→ **To be done**
Determine the number of lines in the data that include the word "when", and write only that number.

(Dataset records on visual material)
┄┄┄┄┄┄┄┄┄┄┄┄┄┄┄┄┄┄┄┄
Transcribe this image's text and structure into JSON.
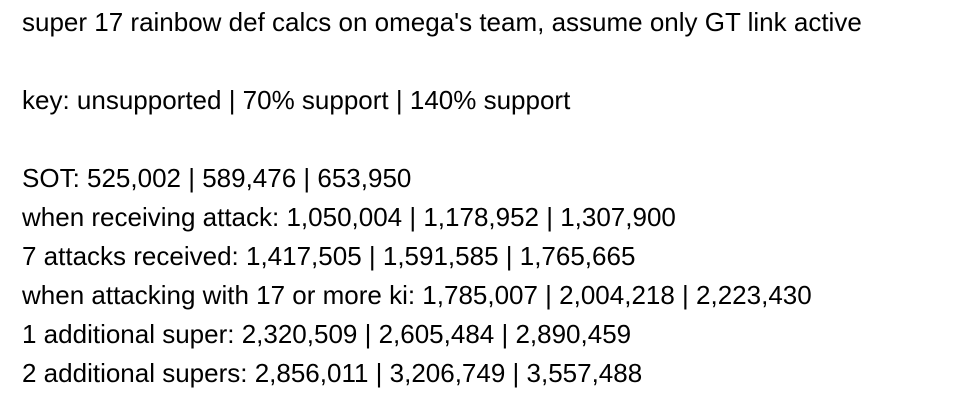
{
  "title": "super 17 rainbow def calcs on omega's team, assume only GT link active",
  "key": "key: unsupported | 70% support | 140% support",
  "rows": [
    "SOT: 525,002 | 589,476 | 653,950",
    "when receiving attack: 1,050,004 | 1,178,952 | 1,307,900",
    "7 attacks received: 1,417,505 | 1,591,585 | 1,765,665",
    "when attacking with 17 or more ki: 1,785,007 | 2,004,218 | 2,223,430",
    "1 additional super: 2,320,509 | 2,605,484 | 2,890,459",
    "2 additional supers: 2,856,011 | 3,206,749 | 3,557,488"
  ]
}
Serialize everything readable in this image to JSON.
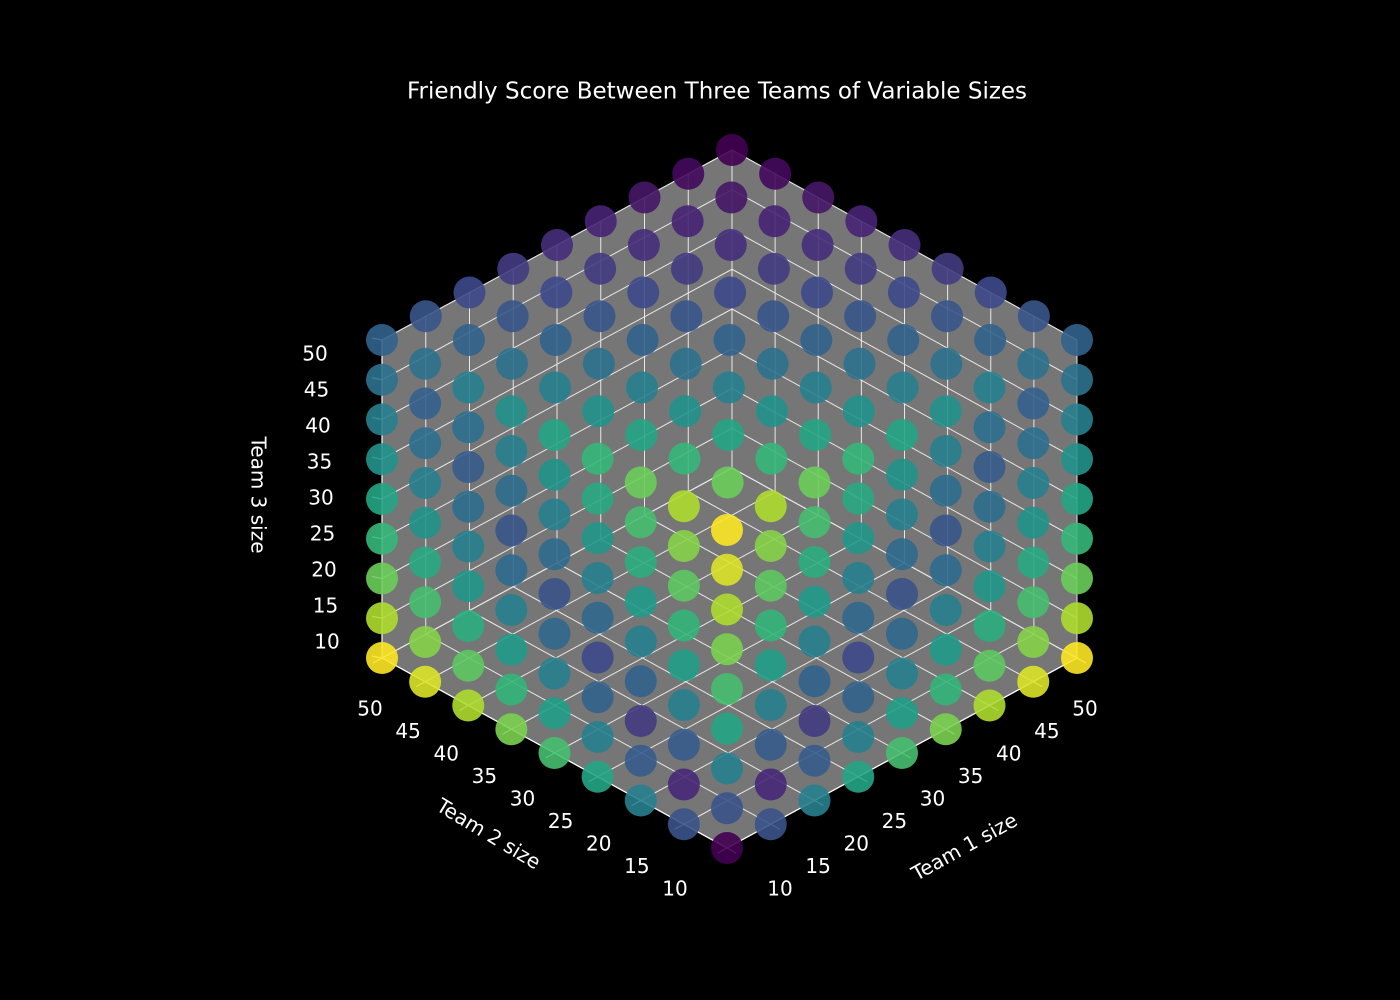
{
  "chart_data": {
    "type": "scatter3d",
    "title": "Friendly Score Between Three Teams of Variable Sizes",
    "xlabel": "Team 1 size",
    "ylabel": "Team 2 size",
    "zlabel": "Team 3 size",
    "cmap": "viridis",
    "grid": true,
    "xlim": [
      10,
      50
    ],
    "ylim": [
      10,
      50
    ],
    "zlim": [
      10,
      50
    ],
    "xticks": [
      10,
      15,
      20,
      25,
      30,
      35,
      40,
      45,
      50
    ],
    "yticks": [
      10,
      15,
      20,
      25,
      30,
      35,
      40,
      45,
      50
    ],
    "zticks": [
      10,
      15,
      20,
      25,
      30,
      35,
      40,
      45,
      50
    ],
    "x": [
      10,
      10,
      10,
      10,
      10,
      10,
      10,
      10,
      10,
      15,
      15,
      15,
      15,
      15,
      15,
      15,
      15,
      15,
      20,
      20,
      20,
      20,
      20,
      20,
      20,
      20,
      20,
      25,
      25,
      25,
      25,
      25,
      25,
      25,
      25,
      25,
      30,
      30,
      30,
      30,
      30,
      30,
      30,
      30,
      30,
      35,
      35,
      35,
      35,
      35,
      35,
      35,
      35,
      35,
      40,
      40,
      40,
      40,
      40,
      40,
      40,
      40,
      40,
      45,
      45,
      45,
      45,
      45,
      45,
      45,
      45,
      45,
      50,
      50,
      50,
      50,
      50,
      50,
      50,
      50,
      50,
      10,
      10,
      10,
      10,
      10,
      10,
      10,
      10,
      10,
      10,
      10,
      10,
      10,
      10,
      10,
      10,
      10,
      10,
      10,
      10,
      10,
      10,
      10,
      10,
      10,
      10,
      10,
      10,
      10,
      10,
      10,
      10,
      10,
      10,
      10,
      10,
      10,
      10,
      10,
      10,
      10,
      10,
      10,
      10,
      10,
      10,
      10,
      10,
      10,
      10,
      10,
      10,
      10,
      10,
      10,
      10,
      10,
      10,
      10,
      10,
      10,
      10,
      10,
      10,
      10,
      10,
      10,
      10,
      10,
      10,
      10,
      10,
      15,
      20,
      25,
      30,
      35,
      40,
      45,
      50,
      15,
      20,
      25,
      30,
      35,
      40,
      45,
      50,
      15,
      20,
      25,
      30,
      35,
      40,
      45,
      50,
      15,
      20,
      25,
      30,
      35,
      40,
      45,
      50,
      15,
      20,
      25,
      30,
      35,
      40,
      45,
      50,
      15,
      20,
      25,
      30,
      35,
      40,
      45,
      50,
      15,
      20,
      25,
      30,
      35,
      40,
      45,
      50,
      15,
      20,
      25,
      30,
      35,
      40,
      45,
      50
    ],
    "y": [
      10,
      15,
      20,
      25,
      30,
      35,
      40,
      45,
      50,
      10,
      15,
      20,
      25,
      30,
      35,
      40,
      45,
      50,
      10,
      15,
      20,
      25,
      30,
      35,
      40,
      45,
      50,
      10,
      15,
      20,
      25,
      30,
      35,
      40,
      45,
      50,
      10,
      15,
      20,
      25,
      30,
      35,
      40,
      45,
      50,
      10,
      15,
      20,
      25,
      30,
      35,
      40,
      45,
      50,
      10,
      15,
      20,
      25,
      30,
      35,
      40,
      45,
      50,
      10,
      15,
      20,
      25,
      30,
      35,
      40,
      45,
      50,
      10,
      15,
      20,
      25,
      30,
      35,
      40,
      45,
      50,
      10,
      15,
      20,
      25,
      30,
      35,
      40,
      45,
      50,
      10,
      15,
      20,
      25,
      30,
      35,
      40,
      45,
      50,
      10,
      15,
      20,
      25,
      30,
      35,
      40,
      45,
      50,
      10,
      15,
      20,
      25,
      30,
      35,
      40,
      45,
      50,
      10,
      15,
      20,
      25,
      30,
      35,
      40,
      45,
      50,
      10,
      15,
      20,
      25,
      30,
      35,
      40,
      45,
      50,
      10,
      15,
      20,
      25,
      30,
      35,
      40,
      45,
      50,
      10,
      15,
      20,
      25,
      30,
      35,
      40,
      45,
      50,
      10,
      10,
      10,
      10,
      10,
      10,
      10,
      10,
      10,
      10,
      10,
      10,
      10,
      10,
      10,
      10,
      10,
      10,
      10,
      10,
      10,
      10,
      10,
      10,
      10,
      10,
      10,
      10,
      10,
      10,
      10,
      10,
      10,
      10,
      10,
      10,
      10,
      10,
      10,
      10,
      10,
      10,
      10,
      10,
      10,
      10,
      10,
      10,
      10,
      10,
      10,
      10,
      10,
      10,
      10,
      10,
      10,
      10,
      10,
      10,
      10,
      10,
      10,
      10
    ],
    "z": [
      50,
      50,
      50,
      50,
      50,
      50,
      50,
      50,
      50,
      50,
      50,
      50,
      50,
      50,
      50,
      50,
      50,
      50,
      50,
      50,
      50,
      50,
      50,
      50,
      50,
      50,
      50,
      50,
      50,
      50,
      50,
      50,
      50,
      50,
      50,
      50,
      50,
      50,
      50,
      50,
      50,
      50,
      50,
      50,
      50,
      50,
      50,
      50,
      50,
      50,
      50,
      50,
      50,
      50,
      50,
      50,
      50,
      50,
      50,
      50,
      50,
      50,
      50,
      50,
      50,
      50,
      50,
      50,
      50,
      50,
      50,
      50,
      50,
      50,
      50,
      50,
      50,
      50,
      50,
      50,
      50,
      10,
      10,
      10,
      10,
      10,
      10,
      10,
      10,
      10,
      15,
      15,
      15,
      15,
      15,
      15,
      15,
      15,
      15,
      20,
      20,
      20,
      20,
      20,
      20,
      20,
      20,
      20,
      25,
      25,
      25,
      25,
      25,
      25,
      25,
      25,
      25,
      30,
      30,
      30,
      30,
      30,
      30,
      30,
      30,
      30,
      35,
      35,
      35,
      35,
      35,
      35,
      35,
      35,
      35,
      40,
      40,
      40,
      40,
      40,
      40,
      40,
      40,
      40,
      45,
      45,
      45,
      45,
      45,
      45,
      45,
      45,
      45,
      10,
      10,
      10,
      10,
      10,
      10,
      10,
      10,
      15,
      15,
      15,
      15,
      15,
      15,
      15,
      15,
      20,
      20,
      20,
      20,
      20,
      20,
      20,
      20,
      25,
      25,
      25,
      25,
      25,
      25,
      25,
      25,
      30,
      30,
      30,
      30,
      30,
      30,
      30,
      30,
      35,
      35,
      35,
      35,
      35,
      35,
      35,
      35,
      40,
      40,
      40,
      40,
      40,
      40,
      40,
      40,
      45,
      45,
      45,
      45,
      45,
      45,
      45,
      45
    ],
    "values": [
      1.14,
      1.0,
      0.88,
      0.76,
      0.67,
      0.58,
      0.5,
      0.43,
      0.36,
      1.0,
      0.88,
      0.76,
      0.67,
      0.58,
      0.5,
      0.43,
      0.36,
      0.3,
      0.88,
      0.76,
      0.67,
      0.58,
      0.5,
      0.43,
      0.36,
      0.3,
      0.25,
      0.76,
      0.67,
      0.58,
      0.5,
      0.43,
      0.36,
      0.3,
      0.25,
      0.2,
      0.67,
      0.58,
      0.5,
      0.43,
      0.36,
      0.3,
      0.25,
      0.2,
      0.15,
      0.58,
      0.5,
      0.43,
      0.36,
      0.3,
      0.25,
      0.2,
      0.15,
      0.11,
      0.5,
      0.43,
      0.36,
      0.3,
      0.25,
      0.2,
      0.15,
      0.11,
      0.07,
      0.43,
      0.36,
      0.3,
      0.25,
      0.2,
      0.15,
      0.11,
      0.07,
      0.03,
      0.36,
      0.3,
      0.25,
      0.2,
      0.15,
      0.11,
      0.07,
      0.03,
      0.0,
      0.0,
      0.29,
      0.5,
      0.67,
      0.8,
      0.91,
      1.0,
      1.08,
      1.14,
      0.29,
      0.13,
      0.33,
      0.5,
      0.64,
      0.75,
      0.85,
      0.93,
      1.0,
      0.5,
      0.33,
      0.2,
      0.36,
      0.5,
      0.62,
      0.71,
      0.8,
      0.88,
      0.67,
      0.5,
      0.36,
      0.25,
      0.38,
      0.5,
      0.6,
      0.69,
      0.76,
      0.8,
      0.64,
      0.5,
      0.38,
      0.29,
      0.4,
      0.5,
      0.59,
      0.67,
      0.91,
      0.75,
      0.62,
      0.5,
      0.4,
      0.31,
      0.41,
      0.5,
      0.58,
      1.0,
      0.85,
      0.71,
      0.6,
      0.5,
      0.41,
      0.33,
      0.42,
      0.5,
      1.08,
      0.93,
      0.8,
      0.69,
      0.59,
      0.5,
      0.42,
      0.35,
      0.43,
      0.29,
      0.5,
      0.67,
      0.8,
      0.91,
      1.0,
      1.08,
      1.14,
      0.13,
      0.33,
      0.5,
      0.64,
      0.75,
      0.85,
      0.93,
      1.0,
      0.33,
      0.2,
      0.36,
      0.5,
      0.62,
      0.71,
      0.8,
      0.88,
      0.5,
      0.36,
      0.25,
      0.38,
      0.5,
      0.6,
      0.69,
      0.76,
      0.64,
      0.5,
      0.38,
      0.29,
      0.4,
      0.5,
      0.59,
      0.67,
      0.75,
      0.62,
      0.5,
      0.4,
      0.31,
      0.41,
      0.5,
      0.58,
      0.85,
      0.71,
      0.6,
      0.5,
      0.41,
      0.33,
      0.42,
      0.5,
      0.93,
      0.8,
      0.69,
      0.59,
      0.5,
      0.42,
      0.35,
      0.43
    ]
  }
}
┄┄┄┄┄┄┄┄┄┄┄┄┄┄┄┄┄┄┄┄
→ **Response to the exercise**
2